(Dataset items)
········

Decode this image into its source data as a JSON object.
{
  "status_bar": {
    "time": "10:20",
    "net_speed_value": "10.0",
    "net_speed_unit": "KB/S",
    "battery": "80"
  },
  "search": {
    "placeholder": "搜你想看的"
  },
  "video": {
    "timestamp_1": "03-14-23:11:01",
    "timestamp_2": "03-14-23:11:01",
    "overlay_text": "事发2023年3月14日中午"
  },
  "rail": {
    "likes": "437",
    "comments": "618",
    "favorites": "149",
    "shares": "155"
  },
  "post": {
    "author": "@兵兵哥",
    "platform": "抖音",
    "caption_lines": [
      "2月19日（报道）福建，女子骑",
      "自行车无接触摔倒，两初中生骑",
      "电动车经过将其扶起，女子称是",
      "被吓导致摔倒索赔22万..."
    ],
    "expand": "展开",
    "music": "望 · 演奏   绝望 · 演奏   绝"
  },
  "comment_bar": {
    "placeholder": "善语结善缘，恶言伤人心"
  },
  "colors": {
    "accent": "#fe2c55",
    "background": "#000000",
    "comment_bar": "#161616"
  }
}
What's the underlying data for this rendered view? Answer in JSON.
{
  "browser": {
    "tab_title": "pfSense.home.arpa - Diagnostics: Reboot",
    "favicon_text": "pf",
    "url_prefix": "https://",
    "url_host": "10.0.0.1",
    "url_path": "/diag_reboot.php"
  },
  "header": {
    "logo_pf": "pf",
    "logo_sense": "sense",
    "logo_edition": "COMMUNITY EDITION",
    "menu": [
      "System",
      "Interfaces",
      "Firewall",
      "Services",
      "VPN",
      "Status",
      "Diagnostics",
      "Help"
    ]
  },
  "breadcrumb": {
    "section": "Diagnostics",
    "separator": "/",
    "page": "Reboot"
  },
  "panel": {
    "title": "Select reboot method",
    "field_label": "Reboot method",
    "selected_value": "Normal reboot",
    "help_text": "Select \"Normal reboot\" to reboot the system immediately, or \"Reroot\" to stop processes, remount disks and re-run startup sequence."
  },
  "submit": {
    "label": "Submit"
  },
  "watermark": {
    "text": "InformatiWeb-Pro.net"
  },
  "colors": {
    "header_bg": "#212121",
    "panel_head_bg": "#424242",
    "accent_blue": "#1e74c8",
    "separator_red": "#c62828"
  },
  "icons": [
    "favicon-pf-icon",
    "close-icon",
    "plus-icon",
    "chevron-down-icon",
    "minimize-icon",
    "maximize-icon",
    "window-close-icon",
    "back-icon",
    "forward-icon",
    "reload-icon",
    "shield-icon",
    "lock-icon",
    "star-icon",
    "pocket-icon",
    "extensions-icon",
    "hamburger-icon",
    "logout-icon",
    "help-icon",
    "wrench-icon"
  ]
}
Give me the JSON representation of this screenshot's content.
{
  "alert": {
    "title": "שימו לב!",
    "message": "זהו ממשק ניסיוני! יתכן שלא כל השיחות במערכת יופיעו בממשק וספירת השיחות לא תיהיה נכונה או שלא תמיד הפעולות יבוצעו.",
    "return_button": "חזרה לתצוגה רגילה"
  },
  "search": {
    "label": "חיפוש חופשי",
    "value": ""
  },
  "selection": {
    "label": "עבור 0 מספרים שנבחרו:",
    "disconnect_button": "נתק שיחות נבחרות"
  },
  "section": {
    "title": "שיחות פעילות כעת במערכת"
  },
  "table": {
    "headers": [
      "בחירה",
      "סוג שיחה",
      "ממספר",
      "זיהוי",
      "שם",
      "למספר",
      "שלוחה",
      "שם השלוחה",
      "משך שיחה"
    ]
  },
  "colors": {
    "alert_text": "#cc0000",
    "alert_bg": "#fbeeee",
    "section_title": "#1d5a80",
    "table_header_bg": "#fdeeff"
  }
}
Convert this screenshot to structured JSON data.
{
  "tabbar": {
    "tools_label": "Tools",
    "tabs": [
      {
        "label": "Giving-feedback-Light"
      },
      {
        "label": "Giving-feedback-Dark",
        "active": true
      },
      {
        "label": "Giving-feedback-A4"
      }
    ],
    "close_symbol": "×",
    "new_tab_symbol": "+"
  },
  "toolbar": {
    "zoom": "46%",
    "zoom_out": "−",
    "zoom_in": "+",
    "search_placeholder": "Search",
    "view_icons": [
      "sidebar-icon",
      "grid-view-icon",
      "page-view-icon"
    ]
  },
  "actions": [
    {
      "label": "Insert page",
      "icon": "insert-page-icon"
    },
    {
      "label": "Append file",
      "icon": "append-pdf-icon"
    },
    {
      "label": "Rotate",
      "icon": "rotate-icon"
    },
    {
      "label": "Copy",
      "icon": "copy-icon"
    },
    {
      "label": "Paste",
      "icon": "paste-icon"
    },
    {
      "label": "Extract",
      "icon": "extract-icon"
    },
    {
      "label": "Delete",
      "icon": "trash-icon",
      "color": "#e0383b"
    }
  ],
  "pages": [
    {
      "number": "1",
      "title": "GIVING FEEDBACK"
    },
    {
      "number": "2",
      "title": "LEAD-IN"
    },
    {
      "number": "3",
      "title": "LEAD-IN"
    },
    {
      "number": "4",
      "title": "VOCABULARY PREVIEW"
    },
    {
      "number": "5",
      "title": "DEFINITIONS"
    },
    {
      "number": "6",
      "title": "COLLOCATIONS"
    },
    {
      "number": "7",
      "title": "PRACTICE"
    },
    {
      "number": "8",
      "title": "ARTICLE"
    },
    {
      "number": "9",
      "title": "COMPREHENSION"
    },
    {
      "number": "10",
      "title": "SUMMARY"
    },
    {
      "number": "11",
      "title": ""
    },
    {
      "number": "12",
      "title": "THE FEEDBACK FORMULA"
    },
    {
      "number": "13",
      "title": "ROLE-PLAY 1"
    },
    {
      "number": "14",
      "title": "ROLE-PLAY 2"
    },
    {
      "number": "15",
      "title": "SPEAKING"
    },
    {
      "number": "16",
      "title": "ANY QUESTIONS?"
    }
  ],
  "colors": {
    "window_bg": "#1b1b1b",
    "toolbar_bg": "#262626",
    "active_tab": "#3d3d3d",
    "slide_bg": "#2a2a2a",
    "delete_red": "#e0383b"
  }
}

········

REQUIREMENTS - Retype every entry above, word for word.

SOLVED PROBLEM -
Decode this image into its source data as a JSON object.
{
  "status_bar": {
    "time": "10:20",
    "net_speed_value": "10.0",
    "net_speed_unit": "KB/S",
    "battery": "80"
  },
  "search": {
    "placeholder": "搜你想看的"
  },
  "video": {
    "timestamp_1": "03-14-23:11:01",
    "timestamp_2": "03-14-23:11:01",
    "overlay_text": "事发2023年3月14日中午"
  },
  "rail": {
    "likes": "437",
    "comments": "618",
    "favorites": "149",
    "shares": "155"
  },
  "post": {
    "author": "@兵兵哥",
    "platform": "抖音",
    "caption_lines": [
      "2月19日（报道）福建，女子骑",
      "自行车无接触摔倒，两初中生骑",
      "电动车经过将其扶起，女子称是",
      "被吓导致摔倒索赔22万..."
    ],
    "expand": "展开",
    "music": "望 · 演奏   绝望 · 演奏   绝"
  },
  "comment_bar": {
    "placeholder": "善语结善缘，恶言伤人心"
  },
  "colors": {
    "accent": "#fe2c55",
    "background": "#000000",
    "comment_bar": "#161616"
  }
}
What's the underlying data for this rendered view? Answer in JSON.
{
  "browser": {
    "tab_title": "pfSense.home.arpa - Diagnostics: Reboot",
    "favicon_text": "pf",
    "url_prefix": "https://",
    "url_host": "10.0.0.1",
    "url_path": "/diag_reboot.php"
  },
  "header": {
    "logo_pf": "pf",
    "logo_sense": "sense",
    "logo_edition": "COMMUNITY EDITION",
    "menu": [
      "System",
      "Interfaces",
      "Firewall",
      "Services",
      "VPN",
      "Status",
      "Diagnostics",
      "Help"
    ]
  },
  "breadcrumb": {
    "section": "Diagnostics",
    "separator": "/",
    "page": "Reboot"
  },
  "panel": {
    "title": "Select reboot method",
    "field_label": "Reboot method",
    "selected_value": "Normal reboot",
    "help_text": "Select \"Normal reboot\" to reboot the system immediately, or \"Reroot\" to stop processes, remount disks and re-run startup sequence."
  },
  "submit": {
    "label": "Submit"
  },
  "watermark": {
    "text": "InformatiWeb-Pro.net"
  },
  "colors": {
    "header_bg": "#212121",
    "panel_head_bg": "#424242",
    "accent_blue": "#1e74c8",
    "separator_red": "#c62828"
  },
  "icons": [
    "favicon-pf-icon",
    "close-icon",
    "plus-icon",
    "chevron-down-icon",
    "minimize-icon",
    "maximize-icon",
    "window-close-icon",
    "back-icon",
    "forward-icon",
    "reload-icon",
    "shield-icon",
    "lock-icon",
    "star-icon",
    "pocket-icon",
    "extensions-icon",
    "hamburger-icon",
    "logout-icon",
    "help-icon",
    "wrench-icon"
  ]
}
Give me the JSON representation of this screenshot's content.
{
  "alert": {
    "title": "שימו לב!",
    "message": "זהו ממשק ניסיוני! יתכן שלא כל השיחות במערכת יופיעו בממשק וספירת השיחות לא תיהיה נכונה או שלא תמיד הפעולות יבוצעו.",
    "return_button": "חזרה לתצוגה רגילה"
  },
  "search": {
    "label": "חיפוש חופשי",
    "value": ""
  },
  "selection": {
    "label": "עבור 0 מספרים שנבחרו:",
    "disconnect_button": "נתק שיחות נבחרות"
  },
  "section": {
    "title": "שיחות פעילות כעת במערכת"
  },
  "table": {
    "headers": [
      "בחירה",
      "סוג שיחה",
      "ממספר",
      "זיהוי",
      "שם",
      "למספר",
      "שלוחה",
      "שם השלוחה",
      "משך שיחה"
    ]
  },
  "colors": {
    "alert_text": "#cc0000",
    "alert_bg": "#fbeeee",
    "section_title": "#1d5a80",
    "table_header_bg": "#fdeeff"
  }
}
Convert this screenshot to structured JSON data.
{
  "tabbar": {
    "tools_label": "Tools",
    "tabs": [
      {
        "label": "Giving-feedback-Light"
      },
      {
        "label": "Giving-feedback-Dark",
        "active": true
      },
      {
        "label": "Giving-feedback-A4"
      }
    ],
    "close_symbol": "×",
    "new_tab_symbol": "+"
  },
  "toolbar": {
    "zoom": "46%",
    "zoom_out": "−",
    "zoom_in": "+",
    "search_placeholder": "Search",
    "view_icons": [
      "sidebar-icon",
      "grid-view-icon",
      "page-view-icon"
    ]
  },
  "actions": [
    {
      "label": "Insert page",
      "icon": "insert-page-icon"
    },
    {
      "label": "Append file",
      "icon": "append-pdf-icon"
    },
    {
      "label": "Rotate",
      "icon": "rotate-icon"
    },
    {
      "label": "Copy",
      "icon": "copy-icon"
    },
    {
      "label": "Paste",
      "icon": "paste-icon"
    },
    {
      "label": "Extract",
      "icon": "extract-icon"
    },
    {
      "label": "Delete",
      "icon": "trash-icon",
      "color": "#e0383b"
    }
  ],
  "pages": [
    {
      "number": "1",
      "title": "GIVING FEEDBACK"
    },
    {
      "number": "2",
      "title": "LEAD-IN"
    },
    {
      "number": "3",
      "title": "LEAD-IN"
    },
    {
      "number": "4",
      "title": "VOCABULARY PREVIEW"
    },
    {
      "number": "5",
      "title": "DEFINITIONS"
    },
    {
      "number": "6",
      "title": "COLLOCATIONS"
    },
    {
      "number": "7",
      "title": "PRACTICE"
    },
    {
      "number": "8",
      "title": "ARTICLE"
    },
    {
      "number": "9",
      "title": "COMPREHENSION"
    },
    {
      "number": "10",
      "title": "SUMMARY"
    },
    {
      "number": "11",
      "title": ""
    },
    {
      "number": "12",
      "title": "THE FEEDBACK FORMULA"
    },
    {
      "number": "13",
      "title": "ROLE-PLAY 1"
    },
    {
      "number": "14",
      "title": "ROLE-PLAY 2"
    },
    {
      "number": "15",
      "title": "SPEAKING"
    },
    {
      "number": "16",
      "title": "ANY QUESTIONS?"
    }
  ],
  "colors": {
    "window_bg": "#1b1b1b",
    "toolbar_bg": "#262626",
    "active_tab": "#3d3d3d",
    "slide_bg": "#2a2a2a",
    "delete_red": "#e0383b"
  }
}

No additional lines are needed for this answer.